=== Excerto de origem ===

É a grande afirmação do Cardeal Gianfranco Ravasi, Presidente do Conselho
Pontifício para a Cultura, na conferência “Fátima
como promessa”, que pronunciou no encerramento do Congresso Internacional que sinalizou academicamente a celebração
do Centenário das Aparições da Virgem Maria na Cova da Iria.
Na verdade, como se lhe fez oportunamente referência,
decorreu, de 21 a 24 de junho,
no Centro Pastoral de Paulo VI, o Congresso Internacional
‘Pensar Fátima’ –
iniciativa do Santuário de Fátima e da Faculdade de Teologia, da UCP (Universidade
Católica Portuguesa),
numa perspetiva interdisciplinar, para abrir novas oportunidades de estudo do
fenómeno fatimita. O Padre Carlos Cabecinhas, Reitor do Santuário, pronunciava-se
sobre as expectativas do encontro assim:
“O
congresso permitirá, assim o cremos, fazer o balanço dos estudos científicos
feitos até à data. Aprofundará as várias dimensões do evento Fátima e abrirá
perspetivas de estudo, aprofundamento e investigação”.
E explicou que este encontro internacional era, de algum
modo, o “ponto culminante e síntese” da sequência de seis simpósios teológicos
pastorais realizados nos últimos anos de preparação para o Centenário das
Aparições. Neste contexto, o evento que estava, “desde o início”, no programa
dos 100 anos das aparições na Cova da Iria pretendeu “sublinhar a convicção” de
que a celebração do jubileu fatimita “é desafio e oportunidade para a promoção
do estudo científico pluridisciplinar de Fátima”, permitindo, segundo as
palavras do reitor deste santuário mariano, “alcançar uma perceção aprofundada
deste rico e significativo fenómeno que é Fátima”.

===

-- Tarefas a realizar --
- A) Reproduza o trecho do texto sobre o congresso Pensar Fátima entre "É a grande afirmação" e "Cova da Iria.", inclusive.
- B) Prossiga o texto sobre o congresso Pensar Fátima a partir do ponto em que termina.
As linhas de dados não são necessárias.

=== Linhas de dados ===

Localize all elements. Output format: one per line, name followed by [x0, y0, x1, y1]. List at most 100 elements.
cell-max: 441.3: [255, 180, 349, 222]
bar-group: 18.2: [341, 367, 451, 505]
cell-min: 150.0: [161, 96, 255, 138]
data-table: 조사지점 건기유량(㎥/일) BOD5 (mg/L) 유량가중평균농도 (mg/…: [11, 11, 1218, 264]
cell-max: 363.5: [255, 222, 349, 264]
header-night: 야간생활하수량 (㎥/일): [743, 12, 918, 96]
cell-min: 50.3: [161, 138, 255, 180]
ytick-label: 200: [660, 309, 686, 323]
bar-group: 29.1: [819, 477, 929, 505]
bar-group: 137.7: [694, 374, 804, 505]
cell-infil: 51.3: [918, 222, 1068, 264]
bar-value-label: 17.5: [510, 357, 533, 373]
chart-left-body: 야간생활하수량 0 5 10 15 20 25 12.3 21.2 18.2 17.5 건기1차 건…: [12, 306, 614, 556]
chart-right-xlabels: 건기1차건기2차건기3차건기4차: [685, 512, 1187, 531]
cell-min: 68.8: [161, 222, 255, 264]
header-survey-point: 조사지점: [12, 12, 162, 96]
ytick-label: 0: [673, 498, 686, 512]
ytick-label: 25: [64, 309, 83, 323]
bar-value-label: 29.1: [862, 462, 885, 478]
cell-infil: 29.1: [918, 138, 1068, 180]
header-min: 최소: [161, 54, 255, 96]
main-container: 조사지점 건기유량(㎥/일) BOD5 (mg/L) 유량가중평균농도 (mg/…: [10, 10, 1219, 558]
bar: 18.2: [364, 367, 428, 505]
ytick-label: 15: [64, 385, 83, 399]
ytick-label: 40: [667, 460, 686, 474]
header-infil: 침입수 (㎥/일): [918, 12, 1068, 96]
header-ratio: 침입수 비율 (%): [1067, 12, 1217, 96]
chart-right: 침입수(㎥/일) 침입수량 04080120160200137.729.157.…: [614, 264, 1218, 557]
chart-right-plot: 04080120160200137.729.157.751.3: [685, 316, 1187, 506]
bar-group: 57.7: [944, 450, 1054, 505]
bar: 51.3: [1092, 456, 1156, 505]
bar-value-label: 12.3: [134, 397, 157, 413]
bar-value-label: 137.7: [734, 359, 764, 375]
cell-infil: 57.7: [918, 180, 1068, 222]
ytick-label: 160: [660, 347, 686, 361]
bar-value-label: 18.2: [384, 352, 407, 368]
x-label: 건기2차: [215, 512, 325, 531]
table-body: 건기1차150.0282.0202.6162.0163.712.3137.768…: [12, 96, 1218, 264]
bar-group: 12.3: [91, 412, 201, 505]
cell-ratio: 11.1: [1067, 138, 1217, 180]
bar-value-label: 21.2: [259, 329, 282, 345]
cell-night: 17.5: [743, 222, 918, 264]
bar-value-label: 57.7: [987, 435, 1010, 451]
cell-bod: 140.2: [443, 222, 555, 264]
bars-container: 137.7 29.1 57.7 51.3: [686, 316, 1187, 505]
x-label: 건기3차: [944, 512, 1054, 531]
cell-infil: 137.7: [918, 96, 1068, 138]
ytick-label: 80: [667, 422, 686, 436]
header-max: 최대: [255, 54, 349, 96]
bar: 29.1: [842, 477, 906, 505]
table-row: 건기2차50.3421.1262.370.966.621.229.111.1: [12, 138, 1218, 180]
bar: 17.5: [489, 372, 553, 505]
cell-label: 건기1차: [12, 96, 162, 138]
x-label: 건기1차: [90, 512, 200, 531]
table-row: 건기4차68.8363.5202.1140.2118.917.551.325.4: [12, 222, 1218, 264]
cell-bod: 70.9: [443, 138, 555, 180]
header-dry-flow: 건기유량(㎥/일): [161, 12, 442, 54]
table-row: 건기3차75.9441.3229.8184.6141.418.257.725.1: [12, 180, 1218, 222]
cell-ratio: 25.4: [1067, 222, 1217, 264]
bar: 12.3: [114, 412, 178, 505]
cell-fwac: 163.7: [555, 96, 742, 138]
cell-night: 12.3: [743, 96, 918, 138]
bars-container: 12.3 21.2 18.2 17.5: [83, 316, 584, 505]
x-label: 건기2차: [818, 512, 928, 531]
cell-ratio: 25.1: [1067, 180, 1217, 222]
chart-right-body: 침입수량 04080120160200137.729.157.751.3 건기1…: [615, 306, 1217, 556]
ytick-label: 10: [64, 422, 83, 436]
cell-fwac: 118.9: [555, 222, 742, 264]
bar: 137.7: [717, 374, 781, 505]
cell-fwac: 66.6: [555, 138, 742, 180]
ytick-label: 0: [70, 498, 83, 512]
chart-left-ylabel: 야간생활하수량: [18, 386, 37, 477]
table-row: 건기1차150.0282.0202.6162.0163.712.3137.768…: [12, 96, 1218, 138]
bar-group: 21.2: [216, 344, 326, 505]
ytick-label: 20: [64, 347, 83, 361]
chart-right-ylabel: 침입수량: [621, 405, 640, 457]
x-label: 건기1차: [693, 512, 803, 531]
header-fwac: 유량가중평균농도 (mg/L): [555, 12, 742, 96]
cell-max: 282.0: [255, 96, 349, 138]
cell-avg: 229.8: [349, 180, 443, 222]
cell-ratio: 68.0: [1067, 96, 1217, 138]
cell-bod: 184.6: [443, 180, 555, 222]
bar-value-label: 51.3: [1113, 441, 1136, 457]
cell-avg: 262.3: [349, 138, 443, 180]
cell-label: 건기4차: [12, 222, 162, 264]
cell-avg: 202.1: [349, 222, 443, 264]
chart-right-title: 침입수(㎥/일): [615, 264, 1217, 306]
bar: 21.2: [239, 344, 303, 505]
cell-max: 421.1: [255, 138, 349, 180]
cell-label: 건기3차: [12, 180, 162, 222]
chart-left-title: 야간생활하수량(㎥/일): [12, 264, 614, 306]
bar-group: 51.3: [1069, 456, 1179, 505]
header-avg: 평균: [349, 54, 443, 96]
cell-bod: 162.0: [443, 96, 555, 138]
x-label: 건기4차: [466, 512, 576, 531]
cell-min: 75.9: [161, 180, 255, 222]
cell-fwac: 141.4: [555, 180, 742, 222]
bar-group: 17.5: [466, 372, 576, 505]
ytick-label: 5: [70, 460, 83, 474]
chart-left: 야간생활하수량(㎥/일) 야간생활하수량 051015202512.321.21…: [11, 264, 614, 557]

===

-- Respostas esperadas --
- A)
É a grande afirmação do Cardeal Gianfranco Ravasi, Presidente do Conselho
Pontifício para a Cultura, na conferência “Fátima
como promessa”, que pronunciou no encerramento do Congresso Internacional que sinalizou academicamente a celebração
do Centenário das Aparições da Virgem Maria na Cova da Iria.

- B)
Neste evento de teor académico foram estudadas várias das
dimensões de Fátima, em perspetiva interdisciplinar: Teologia, Sociologia, Psicologia, Cultura, História, Arte.
O Bispo de Leiria-Fátima deu o título de ‘Fátima em caleidoscópio’ ao tema da sua
intervenção, assegurando que este é um “lugar multifacetado e plural” desde a
“sua génese”. Para Dom António Marto, um congresso em que se reúnem “leituras
das múltiplas disciplinas” que, ao longo da “feliz história de 100 anos, se
interessaram por Fátima”, não pode deixar de recordar “o quanto os diferentes
prismas têm contribuído” para quanto Fátima é para Portugal e para o mundo. Com
efeito, “a Igreja tem muito a acolher deste exercício interdisciplinar”, sobre
um lugar que “é motor de transformação de pessoas e sociedades”.
Por sua vez, o teólogo João Manuel Duque, Presidente da
Comissão Organizadora do Congresso (COC),
assinalou que há 100 anos “algo de especial despoletou” na Cova da Iria e
“ninguém imaginaria” na ocasião o que viria a acontecer em Fátima e “em muitos
outros lugares”. E observou que, um século depois das aparições de Nossa
Senhora aos Pastorinhos, “ainda hoje, escapa muito do que aconteceu e do que
continua a acontecer”. Por isso, o trabalho de compreensão “não encontra
descanso”. E especificou:
“É o
que pretende em espírito de serviço e humildade este congresso, praticar o
exercício exigente e cuidadoso da melhor compreensão dos fenómenos, ou seja,
daquilo que acontece sempre na consciência do que acontece é sempre mais rico
do que aquilo que pode exprimir o nosso discurso com mais ou menos
clarividência”.
***
O já mencionado Cardeal
Ravasi, convidado pelos organizadores, afirmando que Fátima continua a ser “uma proclamação de fé”, um “anúncio
de paz” e “uma escola de valores” para os cristãos e para os não crentes,
sublinhou:
“Fátima continua a ser uma proclamação de fé num mundo secularizado; um
anúncio de paz num planeta sempre atormentado pelas guerras; uma escola de
pobreza e simplicidade em que a escolha do último é prioritária numa sociedade
materialista e também uma escola de valores perante uma sociedade apática”.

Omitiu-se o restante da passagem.